_EXERCISE TASK:_ Filter the entries and keep only the lines where the string "ZUFAHRTSTUNNEL" appears.

= = = =

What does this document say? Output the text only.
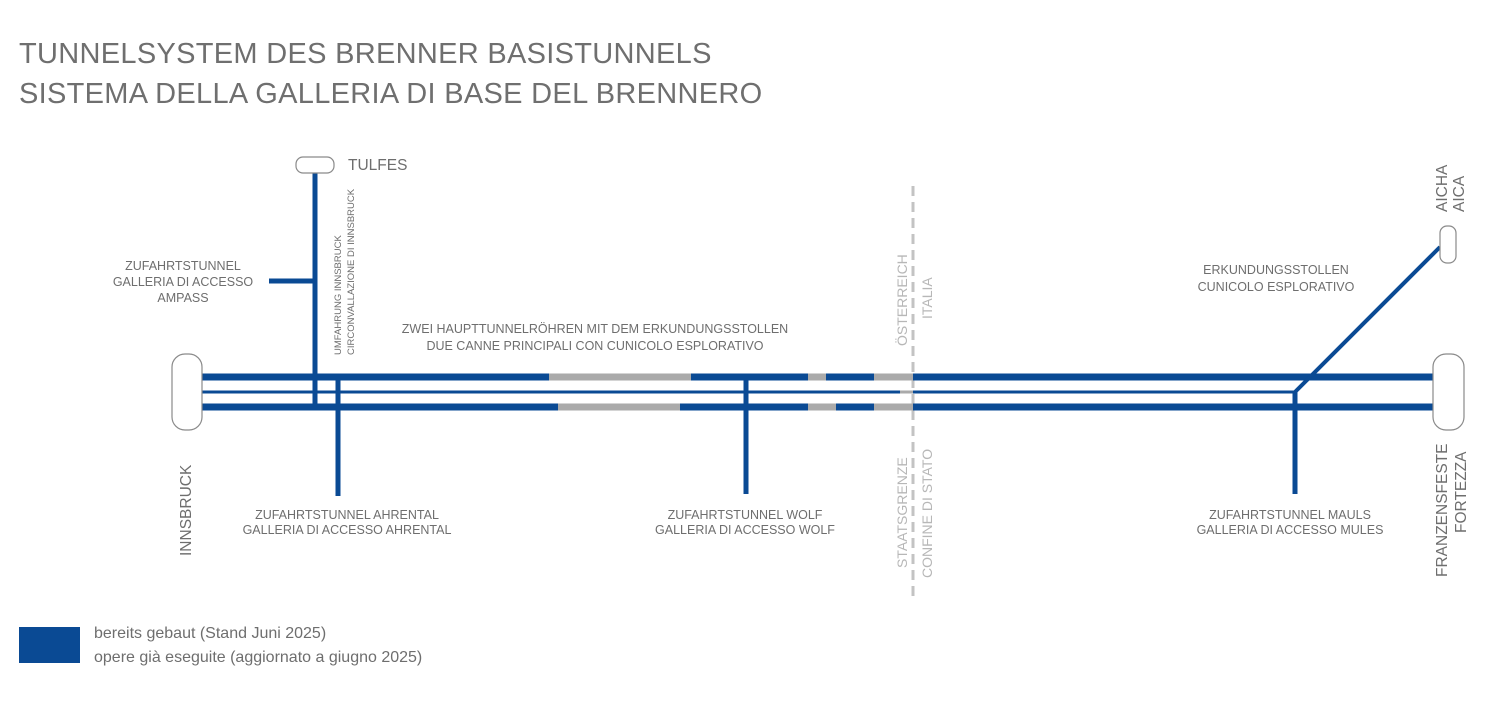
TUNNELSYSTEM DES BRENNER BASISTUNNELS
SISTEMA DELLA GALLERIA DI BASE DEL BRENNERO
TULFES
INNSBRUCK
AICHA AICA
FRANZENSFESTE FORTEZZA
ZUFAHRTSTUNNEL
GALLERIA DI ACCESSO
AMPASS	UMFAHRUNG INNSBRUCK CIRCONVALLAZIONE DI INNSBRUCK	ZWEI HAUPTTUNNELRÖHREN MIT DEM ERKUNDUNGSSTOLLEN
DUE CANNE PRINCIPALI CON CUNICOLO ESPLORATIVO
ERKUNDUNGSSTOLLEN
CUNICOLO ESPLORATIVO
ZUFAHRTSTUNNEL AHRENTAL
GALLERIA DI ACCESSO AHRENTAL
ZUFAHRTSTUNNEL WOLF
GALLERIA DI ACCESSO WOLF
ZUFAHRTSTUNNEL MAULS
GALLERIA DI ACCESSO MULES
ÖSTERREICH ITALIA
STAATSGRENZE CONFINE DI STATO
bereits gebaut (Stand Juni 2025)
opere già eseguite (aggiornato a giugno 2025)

= = = =

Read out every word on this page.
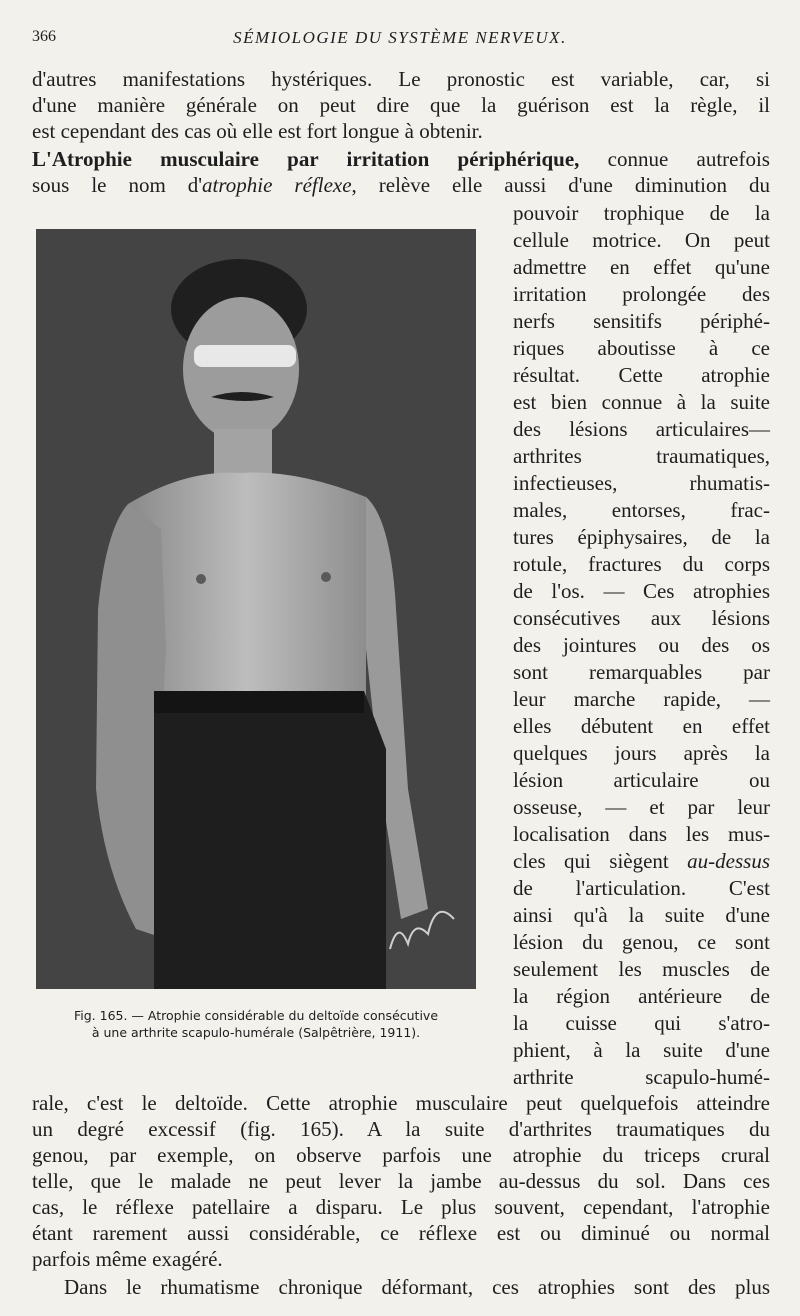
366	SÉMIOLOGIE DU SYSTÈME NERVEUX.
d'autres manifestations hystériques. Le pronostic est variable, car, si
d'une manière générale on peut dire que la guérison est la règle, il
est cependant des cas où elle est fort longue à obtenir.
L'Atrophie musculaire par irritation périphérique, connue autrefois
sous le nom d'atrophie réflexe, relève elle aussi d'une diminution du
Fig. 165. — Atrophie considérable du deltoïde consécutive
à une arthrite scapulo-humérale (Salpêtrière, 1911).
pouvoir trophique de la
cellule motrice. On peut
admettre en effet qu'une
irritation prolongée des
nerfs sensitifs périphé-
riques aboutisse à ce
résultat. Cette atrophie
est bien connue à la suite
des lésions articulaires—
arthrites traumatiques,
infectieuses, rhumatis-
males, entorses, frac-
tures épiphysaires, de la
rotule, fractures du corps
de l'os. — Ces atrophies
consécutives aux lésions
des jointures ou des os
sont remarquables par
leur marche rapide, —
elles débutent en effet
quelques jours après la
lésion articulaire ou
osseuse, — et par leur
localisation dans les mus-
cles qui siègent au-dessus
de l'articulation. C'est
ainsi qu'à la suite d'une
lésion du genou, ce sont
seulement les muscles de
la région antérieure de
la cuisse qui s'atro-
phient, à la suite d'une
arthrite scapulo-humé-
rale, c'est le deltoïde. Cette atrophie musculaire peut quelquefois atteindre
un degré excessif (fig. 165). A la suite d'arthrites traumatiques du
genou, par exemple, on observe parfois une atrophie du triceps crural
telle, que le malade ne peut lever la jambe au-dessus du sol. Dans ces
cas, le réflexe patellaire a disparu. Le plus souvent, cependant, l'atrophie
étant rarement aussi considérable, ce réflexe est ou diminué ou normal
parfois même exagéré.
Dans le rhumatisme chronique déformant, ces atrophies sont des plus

= = = =

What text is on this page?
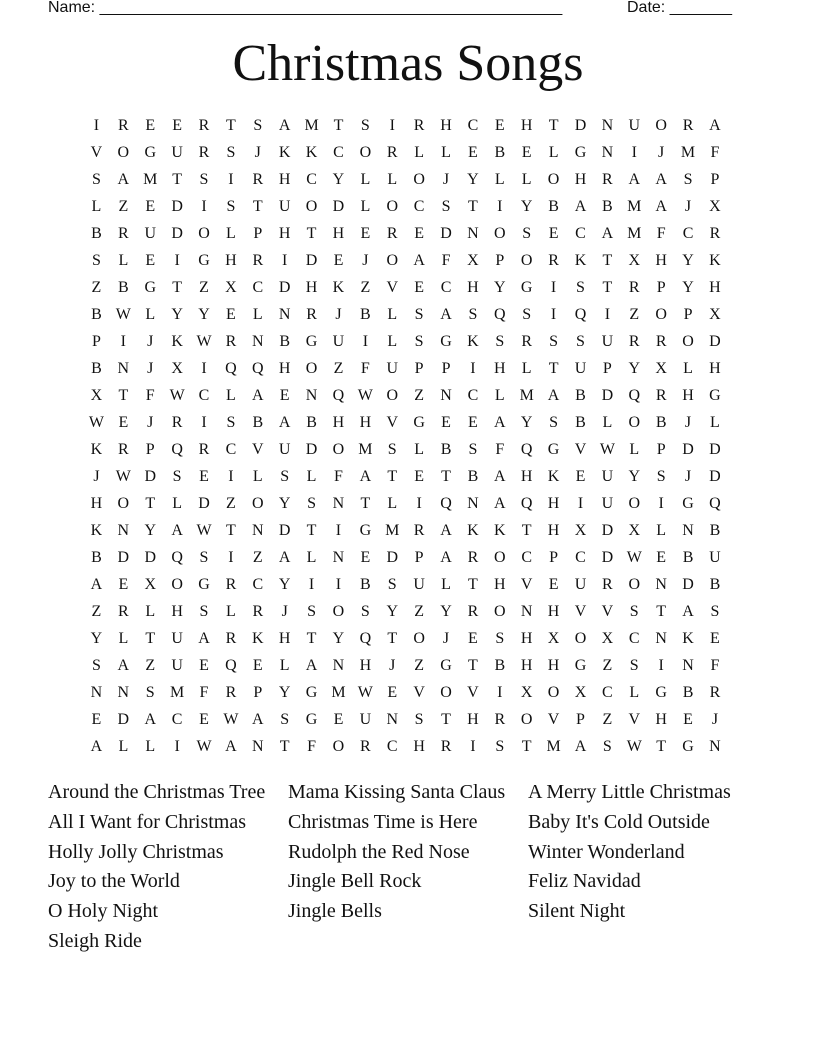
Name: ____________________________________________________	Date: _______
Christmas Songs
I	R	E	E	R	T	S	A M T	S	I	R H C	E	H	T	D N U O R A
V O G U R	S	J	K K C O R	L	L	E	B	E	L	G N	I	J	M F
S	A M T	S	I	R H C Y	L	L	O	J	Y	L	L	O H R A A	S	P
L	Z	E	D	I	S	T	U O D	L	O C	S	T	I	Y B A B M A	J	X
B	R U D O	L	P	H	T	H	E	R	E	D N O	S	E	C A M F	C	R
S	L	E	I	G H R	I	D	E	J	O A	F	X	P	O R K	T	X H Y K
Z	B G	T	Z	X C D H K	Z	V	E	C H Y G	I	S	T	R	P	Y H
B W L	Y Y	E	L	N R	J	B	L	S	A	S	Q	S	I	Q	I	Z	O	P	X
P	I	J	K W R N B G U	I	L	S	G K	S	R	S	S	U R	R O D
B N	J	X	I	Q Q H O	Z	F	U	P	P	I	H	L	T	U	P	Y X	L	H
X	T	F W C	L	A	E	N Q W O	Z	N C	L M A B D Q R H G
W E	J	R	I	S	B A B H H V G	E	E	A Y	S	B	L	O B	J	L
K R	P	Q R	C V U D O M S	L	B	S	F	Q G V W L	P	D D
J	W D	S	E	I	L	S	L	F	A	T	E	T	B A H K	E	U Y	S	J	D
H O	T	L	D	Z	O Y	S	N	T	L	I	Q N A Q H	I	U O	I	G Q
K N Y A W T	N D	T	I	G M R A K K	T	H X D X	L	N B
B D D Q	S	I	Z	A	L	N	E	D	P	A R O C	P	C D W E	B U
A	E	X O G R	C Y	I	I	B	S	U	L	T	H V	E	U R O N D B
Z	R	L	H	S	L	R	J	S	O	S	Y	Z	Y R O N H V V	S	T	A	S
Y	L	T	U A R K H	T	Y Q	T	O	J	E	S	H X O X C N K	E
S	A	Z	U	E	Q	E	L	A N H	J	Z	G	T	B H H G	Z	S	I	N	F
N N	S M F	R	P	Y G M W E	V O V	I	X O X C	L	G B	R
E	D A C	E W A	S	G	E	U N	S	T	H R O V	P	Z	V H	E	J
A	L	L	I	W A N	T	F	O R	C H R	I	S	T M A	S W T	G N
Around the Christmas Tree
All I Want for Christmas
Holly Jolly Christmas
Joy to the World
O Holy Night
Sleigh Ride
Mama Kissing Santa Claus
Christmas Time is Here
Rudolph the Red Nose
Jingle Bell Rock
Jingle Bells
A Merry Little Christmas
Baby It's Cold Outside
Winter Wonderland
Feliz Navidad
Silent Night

= = = =

_SOLUTION TO THE PROBLEM:_
ZUFAHRTSTUNNEL
ZUFAHRTSTUNNEL AHRENTAL
ZUFAHRTSTUNNEL WOLF
ZUFAHRTSTUNNEL MAULS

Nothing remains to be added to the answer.